***** The data
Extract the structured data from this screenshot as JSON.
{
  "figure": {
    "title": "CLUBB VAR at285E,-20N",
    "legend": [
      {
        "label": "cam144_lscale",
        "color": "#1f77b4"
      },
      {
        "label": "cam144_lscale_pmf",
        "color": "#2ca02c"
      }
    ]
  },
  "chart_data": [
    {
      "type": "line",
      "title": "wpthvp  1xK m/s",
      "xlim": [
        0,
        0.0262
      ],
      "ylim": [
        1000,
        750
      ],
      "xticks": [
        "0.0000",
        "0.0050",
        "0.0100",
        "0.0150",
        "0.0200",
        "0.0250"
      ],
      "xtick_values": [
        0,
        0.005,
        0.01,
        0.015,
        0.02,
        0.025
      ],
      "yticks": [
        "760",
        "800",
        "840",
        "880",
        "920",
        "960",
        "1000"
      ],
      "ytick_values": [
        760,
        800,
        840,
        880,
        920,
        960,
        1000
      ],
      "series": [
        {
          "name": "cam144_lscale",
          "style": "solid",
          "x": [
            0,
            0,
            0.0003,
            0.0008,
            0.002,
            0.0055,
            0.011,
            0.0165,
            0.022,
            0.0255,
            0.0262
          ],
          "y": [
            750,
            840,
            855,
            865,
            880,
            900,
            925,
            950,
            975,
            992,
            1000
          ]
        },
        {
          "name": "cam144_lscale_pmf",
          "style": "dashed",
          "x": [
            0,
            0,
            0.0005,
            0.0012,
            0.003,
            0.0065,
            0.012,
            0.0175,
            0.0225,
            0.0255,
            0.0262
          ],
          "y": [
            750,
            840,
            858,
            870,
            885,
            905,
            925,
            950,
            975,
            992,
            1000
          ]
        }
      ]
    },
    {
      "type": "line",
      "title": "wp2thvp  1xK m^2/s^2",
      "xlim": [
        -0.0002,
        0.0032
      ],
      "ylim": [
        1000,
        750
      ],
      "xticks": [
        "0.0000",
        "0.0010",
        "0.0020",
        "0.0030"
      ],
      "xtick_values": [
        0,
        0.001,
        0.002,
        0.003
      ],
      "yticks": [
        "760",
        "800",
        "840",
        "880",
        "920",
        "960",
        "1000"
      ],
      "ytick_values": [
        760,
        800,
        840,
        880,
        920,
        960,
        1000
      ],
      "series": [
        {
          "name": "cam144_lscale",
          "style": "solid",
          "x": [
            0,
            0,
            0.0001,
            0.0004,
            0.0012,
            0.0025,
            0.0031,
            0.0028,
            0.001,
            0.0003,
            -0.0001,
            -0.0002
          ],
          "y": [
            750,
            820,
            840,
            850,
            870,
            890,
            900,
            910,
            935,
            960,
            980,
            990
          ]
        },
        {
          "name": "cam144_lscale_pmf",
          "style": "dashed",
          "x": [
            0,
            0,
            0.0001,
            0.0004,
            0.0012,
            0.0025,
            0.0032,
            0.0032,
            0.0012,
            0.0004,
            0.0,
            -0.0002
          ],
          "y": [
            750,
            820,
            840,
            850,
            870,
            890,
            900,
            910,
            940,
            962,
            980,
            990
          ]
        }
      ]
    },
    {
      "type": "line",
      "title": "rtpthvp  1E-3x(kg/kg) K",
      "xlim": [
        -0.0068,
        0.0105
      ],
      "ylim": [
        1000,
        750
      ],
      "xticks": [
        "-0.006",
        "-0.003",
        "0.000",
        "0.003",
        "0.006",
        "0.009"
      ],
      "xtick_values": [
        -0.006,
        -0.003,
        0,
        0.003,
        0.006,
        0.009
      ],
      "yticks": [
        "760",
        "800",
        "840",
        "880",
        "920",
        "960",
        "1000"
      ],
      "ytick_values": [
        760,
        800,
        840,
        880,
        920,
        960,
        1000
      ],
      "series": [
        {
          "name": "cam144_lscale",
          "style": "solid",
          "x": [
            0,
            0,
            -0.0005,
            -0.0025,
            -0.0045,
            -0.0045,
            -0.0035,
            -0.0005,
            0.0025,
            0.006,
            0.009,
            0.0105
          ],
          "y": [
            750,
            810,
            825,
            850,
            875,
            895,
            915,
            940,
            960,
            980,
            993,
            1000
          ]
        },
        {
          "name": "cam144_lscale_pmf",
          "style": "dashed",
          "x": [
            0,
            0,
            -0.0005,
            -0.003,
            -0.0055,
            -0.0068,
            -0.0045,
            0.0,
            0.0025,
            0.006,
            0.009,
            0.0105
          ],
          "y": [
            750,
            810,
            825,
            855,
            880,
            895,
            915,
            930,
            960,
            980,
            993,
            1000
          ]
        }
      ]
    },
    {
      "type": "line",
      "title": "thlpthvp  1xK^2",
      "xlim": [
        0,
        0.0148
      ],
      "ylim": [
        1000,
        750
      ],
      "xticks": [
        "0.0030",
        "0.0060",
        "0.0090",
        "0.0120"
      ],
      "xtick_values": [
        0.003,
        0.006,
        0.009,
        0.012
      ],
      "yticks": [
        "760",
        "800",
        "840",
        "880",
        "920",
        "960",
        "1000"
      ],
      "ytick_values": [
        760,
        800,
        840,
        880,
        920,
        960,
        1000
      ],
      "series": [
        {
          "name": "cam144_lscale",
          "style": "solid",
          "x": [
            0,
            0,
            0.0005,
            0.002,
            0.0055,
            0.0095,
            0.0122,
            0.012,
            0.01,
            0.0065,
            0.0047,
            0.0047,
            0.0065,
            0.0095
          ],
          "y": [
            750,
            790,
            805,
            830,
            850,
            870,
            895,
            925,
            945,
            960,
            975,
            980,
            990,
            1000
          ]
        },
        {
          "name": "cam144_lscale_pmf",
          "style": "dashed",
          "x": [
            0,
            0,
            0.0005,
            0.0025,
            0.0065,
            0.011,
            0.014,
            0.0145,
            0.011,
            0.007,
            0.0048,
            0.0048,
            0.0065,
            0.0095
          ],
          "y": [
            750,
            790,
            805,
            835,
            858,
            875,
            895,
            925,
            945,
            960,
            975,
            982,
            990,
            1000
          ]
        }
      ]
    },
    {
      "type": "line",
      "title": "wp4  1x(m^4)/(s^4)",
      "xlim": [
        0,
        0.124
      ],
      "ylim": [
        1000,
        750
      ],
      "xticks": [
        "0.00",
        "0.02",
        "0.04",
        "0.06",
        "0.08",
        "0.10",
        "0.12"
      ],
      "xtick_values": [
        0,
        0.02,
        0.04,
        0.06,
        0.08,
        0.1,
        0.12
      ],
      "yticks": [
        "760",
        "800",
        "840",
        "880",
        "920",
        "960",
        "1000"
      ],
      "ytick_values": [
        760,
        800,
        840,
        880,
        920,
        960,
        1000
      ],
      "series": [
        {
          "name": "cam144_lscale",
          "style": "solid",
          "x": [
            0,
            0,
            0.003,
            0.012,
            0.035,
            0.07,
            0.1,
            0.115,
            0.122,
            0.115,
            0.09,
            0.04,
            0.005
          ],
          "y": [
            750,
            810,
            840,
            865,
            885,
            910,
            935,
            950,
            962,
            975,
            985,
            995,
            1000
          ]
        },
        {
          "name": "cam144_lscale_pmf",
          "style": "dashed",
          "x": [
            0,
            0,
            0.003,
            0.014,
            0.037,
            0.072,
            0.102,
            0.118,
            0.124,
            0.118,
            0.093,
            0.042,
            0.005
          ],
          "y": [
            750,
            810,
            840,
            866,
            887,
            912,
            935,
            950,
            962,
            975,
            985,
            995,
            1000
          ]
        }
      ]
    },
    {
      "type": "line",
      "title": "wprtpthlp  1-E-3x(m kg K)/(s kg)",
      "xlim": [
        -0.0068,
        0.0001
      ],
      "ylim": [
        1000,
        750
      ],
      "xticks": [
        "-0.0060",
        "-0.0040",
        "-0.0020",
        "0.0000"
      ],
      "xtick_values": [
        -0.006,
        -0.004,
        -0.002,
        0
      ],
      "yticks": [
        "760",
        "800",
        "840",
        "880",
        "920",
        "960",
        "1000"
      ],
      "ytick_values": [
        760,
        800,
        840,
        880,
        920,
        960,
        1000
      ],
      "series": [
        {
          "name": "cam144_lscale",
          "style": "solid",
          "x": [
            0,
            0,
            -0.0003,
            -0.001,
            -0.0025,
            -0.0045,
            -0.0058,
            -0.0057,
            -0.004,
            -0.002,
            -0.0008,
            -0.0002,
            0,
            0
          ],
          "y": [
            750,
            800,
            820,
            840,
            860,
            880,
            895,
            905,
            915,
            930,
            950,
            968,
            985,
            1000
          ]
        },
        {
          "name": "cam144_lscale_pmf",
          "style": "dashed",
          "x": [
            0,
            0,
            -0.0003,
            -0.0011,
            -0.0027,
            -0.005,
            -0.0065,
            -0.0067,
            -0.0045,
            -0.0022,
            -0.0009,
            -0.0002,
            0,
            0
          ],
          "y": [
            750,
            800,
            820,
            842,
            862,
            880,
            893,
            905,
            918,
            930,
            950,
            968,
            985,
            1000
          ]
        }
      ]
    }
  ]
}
**********
| Exercise objective |
Lines containing the string "label" should be counted; reply with their number and nothing more.

| Task result |
2